*Spatial layout records*:

-.-.-

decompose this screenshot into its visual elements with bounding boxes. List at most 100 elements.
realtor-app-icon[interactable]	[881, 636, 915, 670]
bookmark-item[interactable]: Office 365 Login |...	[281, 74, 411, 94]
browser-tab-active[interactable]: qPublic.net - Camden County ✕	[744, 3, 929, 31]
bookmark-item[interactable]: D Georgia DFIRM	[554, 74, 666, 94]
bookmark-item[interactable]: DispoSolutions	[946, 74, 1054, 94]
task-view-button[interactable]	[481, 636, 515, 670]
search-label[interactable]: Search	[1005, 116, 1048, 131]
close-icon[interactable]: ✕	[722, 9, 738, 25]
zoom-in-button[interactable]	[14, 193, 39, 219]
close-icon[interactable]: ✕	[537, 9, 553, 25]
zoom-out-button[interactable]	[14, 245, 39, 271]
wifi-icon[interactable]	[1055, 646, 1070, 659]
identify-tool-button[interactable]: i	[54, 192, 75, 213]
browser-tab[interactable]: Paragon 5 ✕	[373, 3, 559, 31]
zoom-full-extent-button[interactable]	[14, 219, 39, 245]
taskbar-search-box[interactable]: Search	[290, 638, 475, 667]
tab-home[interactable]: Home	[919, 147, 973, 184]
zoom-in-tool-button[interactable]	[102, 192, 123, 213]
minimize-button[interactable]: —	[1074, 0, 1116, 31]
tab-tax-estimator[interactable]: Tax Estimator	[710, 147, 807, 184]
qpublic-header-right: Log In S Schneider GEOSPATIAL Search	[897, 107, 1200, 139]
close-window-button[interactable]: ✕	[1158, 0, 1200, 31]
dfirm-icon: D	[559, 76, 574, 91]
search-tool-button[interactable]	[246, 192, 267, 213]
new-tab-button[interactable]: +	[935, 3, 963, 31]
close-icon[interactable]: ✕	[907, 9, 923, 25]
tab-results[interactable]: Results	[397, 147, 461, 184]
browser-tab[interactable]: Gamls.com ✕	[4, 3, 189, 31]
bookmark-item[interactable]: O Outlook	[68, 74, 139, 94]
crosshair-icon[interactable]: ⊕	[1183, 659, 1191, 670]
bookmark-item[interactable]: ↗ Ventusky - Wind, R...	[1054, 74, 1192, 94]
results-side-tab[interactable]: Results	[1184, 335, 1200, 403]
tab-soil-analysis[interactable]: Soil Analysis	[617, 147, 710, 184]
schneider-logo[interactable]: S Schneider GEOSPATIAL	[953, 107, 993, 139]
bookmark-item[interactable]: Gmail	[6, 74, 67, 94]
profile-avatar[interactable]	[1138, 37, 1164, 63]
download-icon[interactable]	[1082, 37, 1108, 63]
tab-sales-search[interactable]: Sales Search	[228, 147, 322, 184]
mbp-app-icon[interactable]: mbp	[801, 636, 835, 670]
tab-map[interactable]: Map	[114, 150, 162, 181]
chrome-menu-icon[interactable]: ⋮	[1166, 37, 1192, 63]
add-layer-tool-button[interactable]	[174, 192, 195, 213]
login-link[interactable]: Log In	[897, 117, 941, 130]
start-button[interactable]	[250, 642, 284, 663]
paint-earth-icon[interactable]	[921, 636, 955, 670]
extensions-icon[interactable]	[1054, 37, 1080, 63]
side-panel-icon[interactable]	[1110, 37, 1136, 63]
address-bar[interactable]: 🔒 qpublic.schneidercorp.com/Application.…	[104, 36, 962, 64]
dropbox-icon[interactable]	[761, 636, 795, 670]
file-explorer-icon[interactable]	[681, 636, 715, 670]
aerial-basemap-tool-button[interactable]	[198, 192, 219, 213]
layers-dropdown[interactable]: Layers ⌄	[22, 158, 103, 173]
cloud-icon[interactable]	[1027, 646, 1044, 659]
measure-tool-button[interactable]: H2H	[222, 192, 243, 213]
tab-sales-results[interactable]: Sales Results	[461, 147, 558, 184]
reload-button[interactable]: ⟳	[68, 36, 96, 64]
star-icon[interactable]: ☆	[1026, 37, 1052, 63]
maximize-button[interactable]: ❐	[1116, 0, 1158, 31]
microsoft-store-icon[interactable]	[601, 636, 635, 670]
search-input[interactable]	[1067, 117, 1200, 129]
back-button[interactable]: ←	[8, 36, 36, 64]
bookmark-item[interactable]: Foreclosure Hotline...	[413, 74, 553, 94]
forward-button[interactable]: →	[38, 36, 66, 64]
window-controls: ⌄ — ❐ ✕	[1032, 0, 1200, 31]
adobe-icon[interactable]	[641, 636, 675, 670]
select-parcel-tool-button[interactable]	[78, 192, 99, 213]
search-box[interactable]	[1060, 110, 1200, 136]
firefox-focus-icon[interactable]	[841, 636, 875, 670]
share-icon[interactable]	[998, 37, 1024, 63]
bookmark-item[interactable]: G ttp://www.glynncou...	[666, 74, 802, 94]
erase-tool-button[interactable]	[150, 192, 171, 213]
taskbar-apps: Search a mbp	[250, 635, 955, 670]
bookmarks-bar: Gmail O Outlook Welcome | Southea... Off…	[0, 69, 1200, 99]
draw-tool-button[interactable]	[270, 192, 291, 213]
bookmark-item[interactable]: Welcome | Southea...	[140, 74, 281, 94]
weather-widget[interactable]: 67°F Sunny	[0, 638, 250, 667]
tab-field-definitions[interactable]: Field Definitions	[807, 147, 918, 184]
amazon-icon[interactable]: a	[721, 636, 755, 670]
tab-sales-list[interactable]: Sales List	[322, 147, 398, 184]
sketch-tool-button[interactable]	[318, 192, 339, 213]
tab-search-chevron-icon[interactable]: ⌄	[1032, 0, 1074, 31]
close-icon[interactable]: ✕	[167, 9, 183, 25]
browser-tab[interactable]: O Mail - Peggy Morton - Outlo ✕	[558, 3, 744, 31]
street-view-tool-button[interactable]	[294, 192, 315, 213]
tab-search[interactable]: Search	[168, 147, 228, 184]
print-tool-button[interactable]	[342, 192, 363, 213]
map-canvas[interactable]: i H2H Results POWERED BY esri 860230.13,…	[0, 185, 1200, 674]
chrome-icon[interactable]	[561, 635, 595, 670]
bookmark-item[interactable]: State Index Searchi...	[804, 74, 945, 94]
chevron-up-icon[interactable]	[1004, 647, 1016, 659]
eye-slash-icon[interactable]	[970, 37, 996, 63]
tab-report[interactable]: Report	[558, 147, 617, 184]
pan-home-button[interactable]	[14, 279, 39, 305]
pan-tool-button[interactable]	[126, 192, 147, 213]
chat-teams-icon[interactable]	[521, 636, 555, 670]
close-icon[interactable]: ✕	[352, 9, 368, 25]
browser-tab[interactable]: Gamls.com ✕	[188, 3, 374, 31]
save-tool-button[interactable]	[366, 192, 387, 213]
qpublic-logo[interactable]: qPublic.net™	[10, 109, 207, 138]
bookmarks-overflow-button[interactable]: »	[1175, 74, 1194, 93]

-.-.-

*Problem details*:
Reproduce every record above word for word, changing nothing.

*The reply*:
decompose this screenshot into its visual elements with bounding boxes. List at most 100 elements.
realtor-app-icon[interactable]	[881, 636, 915, 670]
bookmark-item[interactable]: Office 365 Login |...	[281, 74, 411, 94]
browser-tab-active[interactable]: qPublic.net - Camden County ✕	[744, 3, 929, 31]
bookmark-item[interactable]: D Georgia DFIRM	[554, 74, 666, 94]
bookmark-item[interactable]: DispoSolutions	[946, 74, 1054, 94]
task-view-button[interactable]	[481, 636, 515, 670]
search-label[interactable]: Search	[1005, 116, 1048, 131]
close-icon[interactable]: ✕	[722, 9, 738, 25]
zoom-in-button[interactable]	[14, 193, 39, 219]
close-icon[interactable]: ✕	[537, 9, 553, 25]
zoom-out-button[interactable]	[14, 245, 39, 271]
wifi-icon[interactable]	[1055, 646, 1070, 659]
identify-tool-button[interactable]: i	[54, 192, 75, 213]
browser-tab[interactable]: Paragon 5 ✕	[373, 3, 559, 31]
zoom-full-extent-button[interactable]	[14, 219, 39, 245]
taskbar-search-box[interactable]: Search	[290, 638, 475, 667]
tab-home[interactable]: Home	[919, 147, 973, 184]
zoom-in-tool-button[interactable]	[102, 192, 123, 213]
minimize-button[interactable]: —	[1074, 0, 1116, 31]
tab-tax-estimator[interactable]: Tax Estimator	[710, 147, 807, 184]
qpublic-header-right: Log In S Schneider GEOSPATIAL Search	[897, 107, 1200, 139]
close-window-button[interactable]: ✕	[1158, 0, 1200, 31]
dfirm-icon: D	[559, 76, 574, 91]
search-tool-button[interactable]	[246, 192, 267, 213]
new-tab-button[interactable]: +	[935, 3, 963, 31]
close-icon[interactable]: ✕	[907, 9, 923, 25]
tab-results[interactable]: Results	[397, 147, 461, 184]
browser-tab[interactable]: Gamls.com ✕	[4, 3, 189, 31]
bookmark-item[interactable]: O Outlook	[68, 74, 139, 94]
crosshair-icon[interactable]: ⊕	[1183, 659, 1191, 670]
bookmark-item[interactable]: ↗ Ventusky - Wind, R...	[1054, 74, 1192, 94]
results-side-tab[interactable]: Results	[1184, 335, 1200, 403]
tab-soil-analysis[interactable]: Soil Analysis	[617, 147, 710, 184]
schneider-logo[interactable]: S Schneider GEOSPATIAL	[953, 107, 993, 139]
bookmark-item[interactable]: Gmail	[6, 74, 67, 94]
profile-avatar[interactable]	[1138, 37, 1164, 63]
download-icon[interactable]	[1082, 37, 1108, 63]
tab-sales-search[interactable]: Sales Search	[228, 147, 322, 184]
mbp-app-icon[interactable]: mbp	[801, 636, 835, 670]
tab-map[interactable]: Map	[114, 150, 162, 181]
chrome-menu-icon[interactable]: ⋮	[1166, 37, 1192, 63]
add-layer-tool-button[interactable]	[174, 192, 195, 213]
login-link[interactable]: Log In	[897, 117, 941, 130]
start-button[interactable]	[250, 642, 284, 663]
paint-earth-icon[interactable]	[921, 636, 955, 670]
extensions-icon[interactable]	[1054, 37, 1080, 63]
side-panel-icon[interactable]	[1110, 37, 1136, 63]
address-bar[interactable]: 🔒 qpublic.schneidercorp.com/Application.…	[104, 36, 962, 64]
dropbox-icon[interactable]	[761, 636, 795, 670]
file-explorer-icon[interactable]	[681, 636, 715, 670]
aerial-basemap-tool-button[interactable]	[198, 192, 219, 213]
layers-dropdown[interactable]: Layers ⌄	[22, 158, 103, 173]
cloud-icon[interactable]	[1027, 646, 1044, 659]
measure-tool-button[interactable]: H2H	[222, 192, 243, 213]
tab-sales-results[interactable]: Sales Results	[461, 147, 558, 184]
reload-button[interactable]: ⟳	[68, 36, 96, 64]
star-icon[interactable]: ☆	[1026, 37, 1052, 63]
maximize-button[interactable]: ❐	[1116, 0, 1158, 31]
microsoft-store-icon[interactable]	[601, 636, 635, 670]
search-input[interactable]	[1067, 117, 1200, 129]
back-button[interactable]: ←	[8, 36, 36, 64]
bookmark-item[interactable]: Foreclosure Hotline...	[413, 74, 553, 94]
forward-button[interactable]: →	[38, 36, 66, 64]
window-controls: ⌄ — ❐ ✕	[1032, 0, 1200, 31]
adobe-icon[interactable]	[641, 636, 675, 670]
select-parcel-tool-button[interactable]	[78, 192, 99, 213]
search-box[interactable]	[1060, 110, 1200, 136]
firefox-focus-icon[interactable]	[841, 636, 875, 670]
share-icon[interactable]	[998, 37, 1024, 63]
bookmark-item[interactable]: G ttp://www.glynncou...	[666, 74, 802, 94]
erase-tool-button[interactable]	[150, 192, 171, 213]
taskbar-apps: Search a mbp	[250, 635, 955, 670]
bookmarks-bar: Gmail O Outlook Welcome | Southea... Off…	[0, 69, 1200, 99]
draw-tool-button[interactable]	[270, 192, 291, 213]
bookmark-item[interactable]: Welcome | Southea...	[140, 74, 281, 94]
weather-widget[interactable]: 67°F Sunny	[0, 638, 250, 667]
tab-field-definitions[interactable]: Field Definitions	[807, 147, 918, 184]
amazon-icon[interactable]: a	[721, 636, 755, 670]
tab-sales-list[interactable]: Sales List	[322, 147, 398, 184]
sketch-tool-button[interactable]	[318, 192, 339, 213]
tab-search-chevron-icon[interactable]: ⌄	[1032, 0, 1074, 31]
close-icon[interactable]: ✕	[167, 9, 183, 25]
browser-tab[interactable]: O Mail - Peggy Morton - Outlo ✕	[558, 3, 744, 31]
street-view-tool-button[interactable]	[294, 192, 315, 213]
tab-search[interactable]: Search	[168, 147, 228, 184]
print-tool-button[interactable]	[342, 192, 363, 213]
map-canvas[interactable]: i H2H Results POWERED BY esri 860230.13,…	[0, 185, 1200, 674]
chrome-icon[interactable]	[561, 635, 595, 670]
bookmark-item[interactable]: State Index Searchi...	[804, 74, 945, 94]
chevron-up-icon[interactable]	[1004, 647, 1016, 659]
eye-slash-icon[interactable]	[970, 37, 996, 63]
tab-report[interactable]: Report	[558, 147, 617, 184]
pan-home-button[interactable]	[14, 279, 39, 305]
pan-tool-button[interactable]	[126, 192, 147, 213]
chat-teams-icon[interactable]	[521, 636, 555, 670]
close-icon[interactable]: ✕	[352, 9, 368, 25]
browser-tab[interactable]: Gamls.com ✕	[188, 3, 374, 31]
save-tool-button[interactable]	[366, 192, 387, 213]
qpublic-logo[interactable]: qPublic.net™	[10, 109, 207, 138]
bookmarks-overflow-button[interactable]: »	[1175, 74, 1194, 93]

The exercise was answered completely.